Copy each line of the listing below exactly.
□ □ □
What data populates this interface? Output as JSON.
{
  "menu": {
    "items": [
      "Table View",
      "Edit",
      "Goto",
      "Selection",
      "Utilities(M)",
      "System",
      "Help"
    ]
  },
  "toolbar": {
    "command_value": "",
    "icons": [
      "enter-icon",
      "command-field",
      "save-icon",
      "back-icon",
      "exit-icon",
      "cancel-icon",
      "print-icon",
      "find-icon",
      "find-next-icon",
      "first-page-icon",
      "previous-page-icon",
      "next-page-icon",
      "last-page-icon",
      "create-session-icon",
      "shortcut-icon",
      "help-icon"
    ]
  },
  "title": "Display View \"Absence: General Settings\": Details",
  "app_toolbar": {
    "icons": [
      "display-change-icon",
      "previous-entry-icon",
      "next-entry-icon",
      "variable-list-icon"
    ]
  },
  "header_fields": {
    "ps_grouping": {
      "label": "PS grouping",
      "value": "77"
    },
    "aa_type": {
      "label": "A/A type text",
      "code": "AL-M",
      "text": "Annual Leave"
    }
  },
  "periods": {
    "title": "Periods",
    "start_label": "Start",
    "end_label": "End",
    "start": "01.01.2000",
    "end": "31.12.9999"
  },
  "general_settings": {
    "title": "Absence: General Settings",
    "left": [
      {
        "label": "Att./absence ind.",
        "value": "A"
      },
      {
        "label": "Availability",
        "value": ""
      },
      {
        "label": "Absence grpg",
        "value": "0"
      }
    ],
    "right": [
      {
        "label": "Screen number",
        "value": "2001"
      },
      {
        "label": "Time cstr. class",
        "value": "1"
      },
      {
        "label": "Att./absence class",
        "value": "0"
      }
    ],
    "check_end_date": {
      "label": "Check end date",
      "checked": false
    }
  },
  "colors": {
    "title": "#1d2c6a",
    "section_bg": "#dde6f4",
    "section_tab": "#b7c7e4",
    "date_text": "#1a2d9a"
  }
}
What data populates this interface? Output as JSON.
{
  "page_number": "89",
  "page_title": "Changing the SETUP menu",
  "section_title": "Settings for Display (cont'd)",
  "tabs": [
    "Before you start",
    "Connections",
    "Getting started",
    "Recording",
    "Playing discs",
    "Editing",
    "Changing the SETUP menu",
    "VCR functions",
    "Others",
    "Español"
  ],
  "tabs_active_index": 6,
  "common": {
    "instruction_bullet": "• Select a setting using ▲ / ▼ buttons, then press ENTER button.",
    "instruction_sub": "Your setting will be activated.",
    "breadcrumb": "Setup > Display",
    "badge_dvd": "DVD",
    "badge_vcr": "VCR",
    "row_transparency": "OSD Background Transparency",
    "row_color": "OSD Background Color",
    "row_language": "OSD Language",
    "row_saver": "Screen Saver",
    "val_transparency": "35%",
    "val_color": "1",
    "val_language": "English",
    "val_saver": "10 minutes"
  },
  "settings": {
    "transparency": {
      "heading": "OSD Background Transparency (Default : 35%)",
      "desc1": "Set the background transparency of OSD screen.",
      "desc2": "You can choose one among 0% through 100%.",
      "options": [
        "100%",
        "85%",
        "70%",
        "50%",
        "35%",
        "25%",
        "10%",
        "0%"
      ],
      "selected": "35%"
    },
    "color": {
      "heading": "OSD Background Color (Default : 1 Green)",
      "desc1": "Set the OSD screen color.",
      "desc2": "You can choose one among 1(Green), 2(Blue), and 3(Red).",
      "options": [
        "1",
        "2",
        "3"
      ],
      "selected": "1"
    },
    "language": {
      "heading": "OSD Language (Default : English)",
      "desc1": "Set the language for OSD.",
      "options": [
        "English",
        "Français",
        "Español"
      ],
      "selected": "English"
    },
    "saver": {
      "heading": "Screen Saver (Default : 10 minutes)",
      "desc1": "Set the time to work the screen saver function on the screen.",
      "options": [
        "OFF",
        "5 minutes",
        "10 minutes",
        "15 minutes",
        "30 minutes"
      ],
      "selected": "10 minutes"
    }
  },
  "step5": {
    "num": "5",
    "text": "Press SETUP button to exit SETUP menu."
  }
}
□ □ □
TASK ANSWER:
What data populates this interface? Output as JSON.
{
  "menu": {
    "items": [
      "Table View",
      "Edit",
      "Goto",
      "Selection",
      "Utilities(M)",
      "System",
      "Help"
    ]
  },
  "toolbar": {
    "command_value": "",
    "icons": [
      "enter-icon",
      "command-field",
      "save-icon",
      "back-icon",
      "exit-icon",
      "cancel-icon",
      "print-icon",
      "find-icon",
      "find-next-icon",
      "first-page-icon",
      "previous-page-icon",
      "next-page-icon",
      "last-page-icon",
      "create-session-icon",
      "shortcut-icon",
      "help-icon"
    ]
  },
  "title": "Display View \"Absence: General Settings\": Details",
  "app_toolbar": {
    "icons": [
      "display-change-icon",
      "previous-entry-icon",
      "next-entry-icon",
      "variable-list-icon"
    ]
  },
  "header_fields": {
    "ps_grouping": {
      "label": "PS grouping",
      "value": "77"
    },
    "aa_type": {
      "label": "A/A type text",
      "code": "AL-M",
      "text": "Annual Leave"
    }
  },
  "periods": {
    "title": "Periods",
    "start_label": "Start",
    "end_label": "End",
    "start": "01.01.2000",
    "end": "31.12.9999"
  },
  "general_settings": {
    "title": "Absence: General Settings",
    "left": [
      {
        "label": "Att./absence ind.",
        "value": "A"
      },
      {
        "label": "Availability",
        "value": ""
      },
      {
        "label": "Absence grpg",
        "value": "0"
      }
    ],
    "right": [
      {
        "label": "Screen number",
        "value": "2001"
      },
      {
        "label": "Time cstr. class",
        "value": "1"
      },
      {
        "label": "Att./absence class",
        "value": "0"
      }
    ],
    "check_end_date": {
      "label": "Check end date",
      "checked": false
    }
  },
  "colors": {
    "title": "#1d2c6a",
    "section_bg": "#dde6f4",
    "section_tab": "#b7c7e4",
    "date_text": "#1a2d9a"
  }
}
What data populates this interface? Output as JSON.
{
  "page_number": "89",
  "page_title": "Changing the SETUP menu",
  "section_title": "Settings for Display (cont'd)",
  "tabs": [
    "Before you start",
    "Connections",
    "Getting started",
    "Recording",
    "Playing discs",
    "Editing",
    "Changing the SETUP menu",
    "VCR functions",
    "Others",
    "Español"
  ],
  "tabs_active_index": 6,
  "common": {
    "instruction_bullet": "• Select a setting using ▲ / ▼ buttons, then press ENTER button.",
    "instruction_sub": "Your setting will be activated.",
    "breadcrumb": "Setup > Display",
    "badge_dvd": "DVD",
    "badge_vcr": "VCR",
    "row_transparency": "OSD Background Transparency",
    "row_color": "OSD Background Color",
    "row_language": "OSD Language",
    "row_saver": "Screen Saver",
    "val_transparency": "35%",
    "val_color": "1",
    "val_language": "English",
    "val_saver": "10 minutes"
  },
  "settings": {
    "transparency": {
      "heading": "OSD Background Transparency (Default : 35%)",
      "desc1": "Set the background transparency of OSD screen.",
      "desc2": "You can choose one among 0% through 100%.",
      "options": [
        "100%",
        "85%",
        "70%",
        "50%",
        "35%",
        "25%",
        "10%",
        "0%"
      ],
      "selected": "35%"
    },
    "color": {
      "heading": "OSD Background Color (Default : 1 Green)",
      "desc1": "Set the OSD screen color.",
      "desc2": "You can choose one among 1(Green), 2(Blue), and 3(Red).",
      "options": [
        "1",
        "2",
        "3"
      ],
      "selected": "1"
    },
    "language": {
      "heading": "OSD Language (Default : English)",
      "desc1": "Set the language for OSD.",
      "options": [
        "English",
        "Français",
        "Español"
      ],
      "selected": "English"
    },
    "saver": {
      "heading": "Screen Saver (Default : 10 minutes)",
      "desc1": "Set the time to work the screen saver function on the screen.",
      "options": [
        "OFF",
        "5 minutes",
        "10 minutes",
        "15 minutes",
        "30 minutes"
      ],
      "selected": "10 minutes"
    }
  },
  "step5": {
    "num": "5",
    "text": "Press SETUP button to exit SETUP menu."
  }
}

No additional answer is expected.